Trecho do documento:
Hoje, vemos paralelos claros. O Shiller P/E, índice que mede os múltiplos da bolsa americana ajustados por lucros cíclicos, voltou a ultrapassar 40 vezes, um patamar comparável ao do estouro da bolha das empresas de internet. O valor de mercado das maiores empresas de tecnologia já é comparável ao PIB da segunda maior economia do mundo. E a concentração é tamanha que as gigantes de tecnologia representam sozinhas cerca de 10% de todo o mercado acionário americano.

Não se trata de empresas sem resultado, como no início dos anos 2000. Pelo contrário: são organizações altamente lucrativas, com modelos de negócio sólidos, barreiras de entrada enormes e ecossistemas praticamente impossíveis de replicar. A diferença é que o mercado já embute nos preços a expectativa de que esse crescimento quase infinito vai continuar sem sobressaltos.

Tarefa a resolver: Segundo o trecho, que parcela de todo o mercado acionário americano as gigantes de tecnologia representam sozinhas? As entradas são material à parte, sem relação com o trecho.

Entradas exibidas:

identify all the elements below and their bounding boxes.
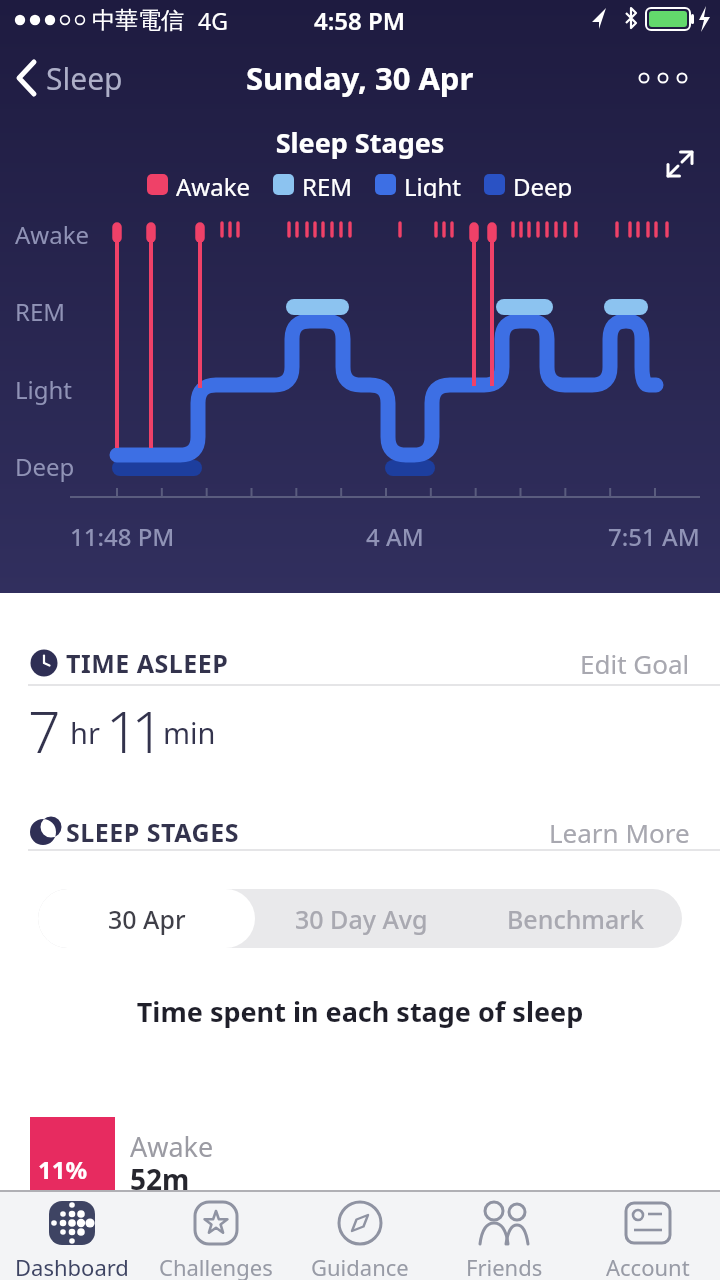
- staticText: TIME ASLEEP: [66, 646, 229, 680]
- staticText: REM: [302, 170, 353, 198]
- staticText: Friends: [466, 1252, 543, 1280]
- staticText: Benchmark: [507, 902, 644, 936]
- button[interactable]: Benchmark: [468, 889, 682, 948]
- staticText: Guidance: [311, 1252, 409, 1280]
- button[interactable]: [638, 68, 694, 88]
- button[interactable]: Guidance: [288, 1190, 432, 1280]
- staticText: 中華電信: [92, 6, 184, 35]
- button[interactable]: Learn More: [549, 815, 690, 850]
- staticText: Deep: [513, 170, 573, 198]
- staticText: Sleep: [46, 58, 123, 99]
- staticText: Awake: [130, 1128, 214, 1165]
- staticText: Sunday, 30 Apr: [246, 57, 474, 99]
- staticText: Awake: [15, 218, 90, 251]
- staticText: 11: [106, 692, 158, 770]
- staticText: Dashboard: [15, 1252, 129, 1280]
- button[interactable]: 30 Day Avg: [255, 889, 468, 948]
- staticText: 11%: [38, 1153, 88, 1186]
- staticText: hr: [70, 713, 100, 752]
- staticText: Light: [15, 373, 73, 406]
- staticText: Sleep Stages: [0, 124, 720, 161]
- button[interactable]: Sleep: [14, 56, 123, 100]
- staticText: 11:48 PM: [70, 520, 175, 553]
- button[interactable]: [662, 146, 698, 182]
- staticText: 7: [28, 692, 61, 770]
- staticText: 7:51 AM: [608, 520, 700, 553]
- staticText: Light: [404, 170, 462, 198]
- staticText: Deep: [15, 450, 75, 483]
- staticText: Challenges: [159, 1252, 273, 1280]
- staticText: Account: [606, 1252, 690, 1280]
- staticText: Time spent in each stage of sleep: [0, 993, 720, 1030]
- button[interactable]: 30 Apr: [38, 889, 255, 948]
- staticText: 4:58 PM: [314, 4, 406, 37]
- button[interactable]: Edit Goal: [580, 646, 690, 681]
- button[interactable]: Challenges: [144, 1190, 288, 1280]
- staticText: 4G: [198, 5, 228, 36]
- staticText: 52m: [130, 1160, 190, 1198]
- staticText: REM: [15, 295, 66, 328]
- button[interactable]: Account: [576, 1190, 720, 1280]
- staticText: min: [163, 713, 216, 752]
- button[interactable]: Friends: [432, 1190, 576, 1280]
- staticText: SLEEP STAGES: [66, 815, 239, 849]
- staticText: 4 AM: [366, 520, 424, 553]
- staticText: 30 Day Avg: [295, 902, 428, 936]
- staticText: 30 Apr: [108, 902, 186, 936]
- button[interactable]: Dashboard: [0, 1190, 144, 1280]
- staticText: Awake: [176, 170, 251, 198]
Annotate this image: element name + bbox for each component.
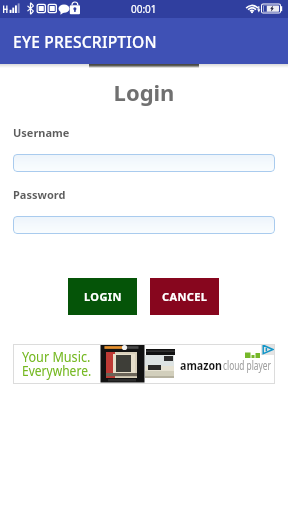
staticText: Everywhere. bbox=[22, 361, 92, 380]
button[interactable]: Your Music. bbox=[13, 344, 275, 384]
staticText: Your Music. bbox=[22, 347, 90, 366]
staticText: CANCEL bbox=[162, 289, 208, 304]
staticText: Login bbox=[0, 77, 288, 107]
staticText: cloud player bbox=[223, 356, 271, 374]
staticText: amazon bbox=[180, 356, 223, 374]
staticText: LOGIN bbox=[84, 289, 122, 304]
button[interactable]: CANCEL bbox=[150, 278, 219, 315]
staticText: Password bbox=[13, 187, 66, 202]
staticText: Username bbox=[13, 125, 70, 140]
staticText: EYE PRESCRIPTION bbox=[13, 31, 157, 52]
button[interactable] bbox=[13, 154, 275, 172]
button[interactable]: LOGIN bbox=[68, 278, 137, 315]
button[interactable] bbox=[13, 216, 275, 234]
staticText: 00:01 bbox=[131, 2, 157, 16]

Solução: Cerca de 10%.